[Problem details]:
In the data below, find every line with the string "beroende" and pull it out.

[Material for this exercise]:
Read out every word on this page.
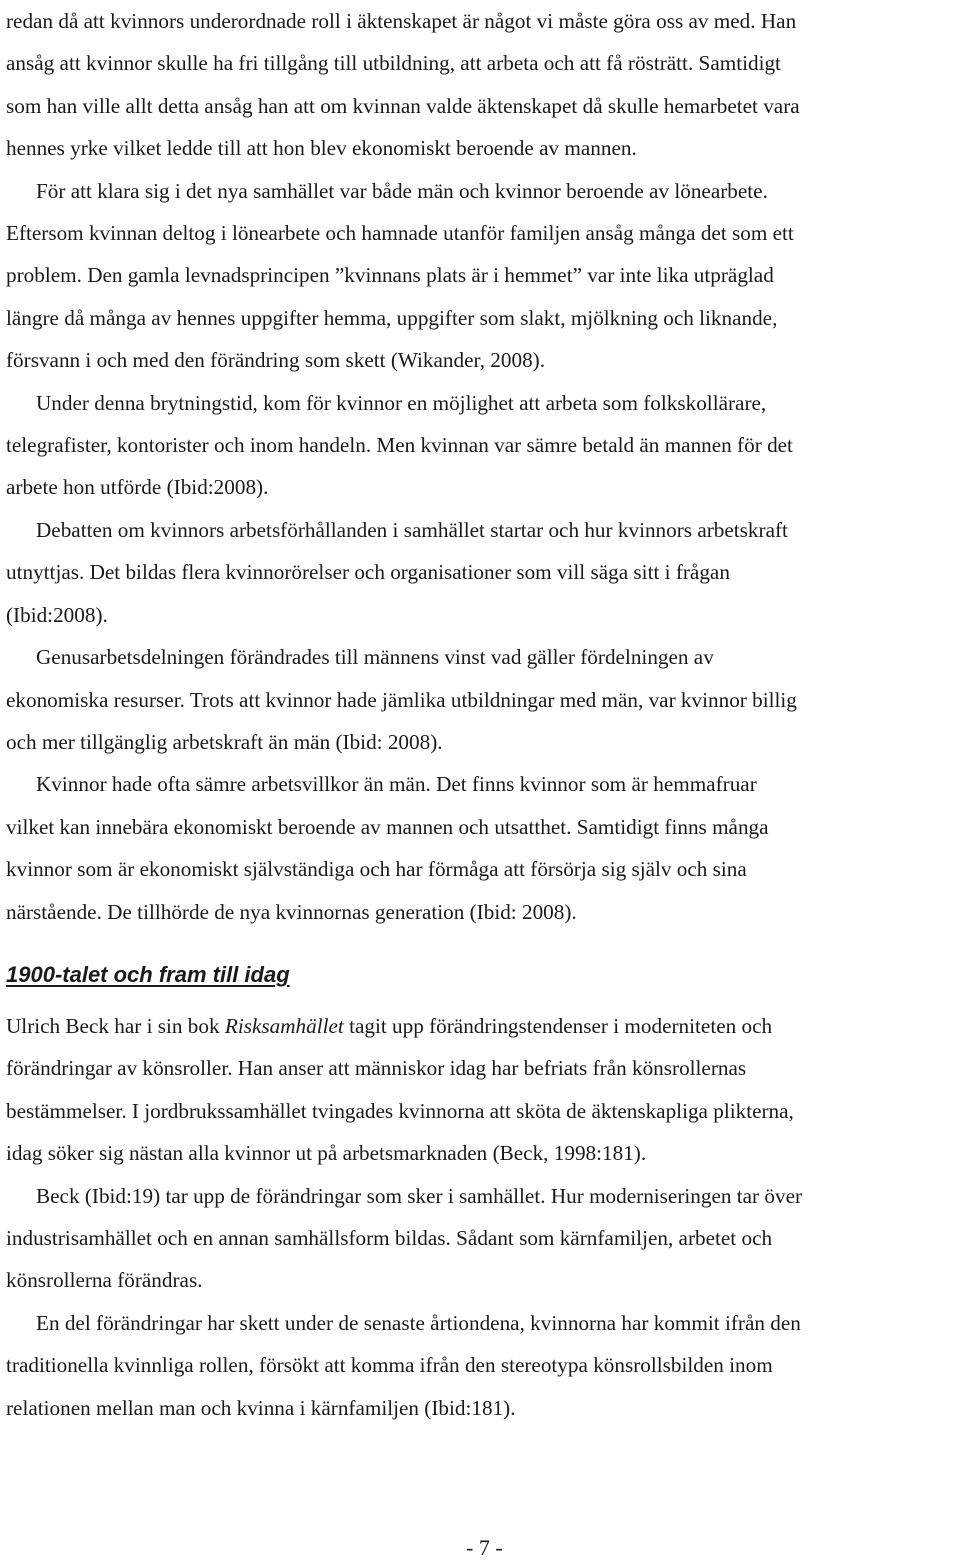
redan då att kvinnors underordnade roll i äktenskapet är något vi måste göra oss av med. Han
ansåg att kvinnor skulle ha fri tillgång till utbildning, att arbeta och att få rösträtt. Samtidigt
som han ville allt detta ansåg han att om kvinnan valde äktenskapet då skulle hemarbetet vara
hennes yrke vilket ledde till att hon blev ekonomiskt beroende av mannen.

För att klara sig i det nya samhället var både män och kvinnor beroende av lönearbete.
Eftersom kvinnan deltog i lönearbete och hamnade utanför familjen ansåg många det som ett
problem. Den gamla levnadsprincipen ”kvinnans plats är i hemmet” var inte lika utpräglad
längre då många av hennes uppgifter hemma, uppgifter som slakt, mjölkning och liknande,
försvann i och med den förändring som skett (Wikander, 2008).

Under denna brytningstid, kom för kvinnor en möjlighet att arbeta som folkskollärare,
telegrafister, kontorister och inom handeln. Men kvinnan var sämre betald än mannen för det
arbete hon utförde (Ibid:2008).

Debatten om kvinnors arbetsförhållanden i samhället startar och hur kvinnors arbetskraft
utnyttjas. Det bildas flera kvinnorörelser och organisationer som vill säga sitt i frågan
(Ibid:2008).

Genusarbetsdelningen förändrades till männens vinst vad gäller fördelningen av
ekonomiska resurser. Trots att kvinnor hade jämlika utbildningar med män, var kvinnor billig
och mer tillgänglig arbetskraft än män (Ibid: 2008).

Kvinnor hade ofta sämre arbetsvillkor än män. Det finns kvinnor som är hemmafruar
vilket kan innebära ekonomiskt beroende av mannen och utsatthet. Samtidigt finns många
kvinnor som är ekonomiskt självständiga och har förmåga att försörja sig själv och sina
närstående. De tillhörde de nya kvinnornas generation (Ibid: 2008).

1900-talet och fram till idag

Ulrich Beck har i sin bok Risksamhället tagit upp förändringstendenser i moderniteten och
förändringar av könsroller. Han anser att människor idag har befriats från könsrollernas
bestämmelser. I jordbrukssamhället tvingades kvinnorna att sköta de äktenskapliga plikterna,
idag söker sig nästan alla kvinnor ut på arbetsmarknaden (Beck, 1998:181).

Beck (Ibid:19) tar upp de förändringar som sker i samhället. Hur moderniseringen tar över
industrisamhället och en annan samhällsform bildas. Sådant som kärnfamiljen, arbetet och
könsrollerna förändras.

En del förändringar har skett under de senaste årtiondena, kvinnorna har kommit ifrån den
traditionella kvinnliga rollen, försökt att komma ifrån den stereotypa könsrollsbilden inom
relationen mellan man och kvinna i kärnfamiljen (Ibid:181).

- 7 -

[The completed task]:
hennes yrke vilket ledde till att hon blev ekonomiskt beroende av mannen.
För att klara sig i det nya samhället var både män och kvinnor beroende av lönearbete.
vilket kan innebära ekonomiskt beroende av mannen och utsatthet. Samtidigt finns många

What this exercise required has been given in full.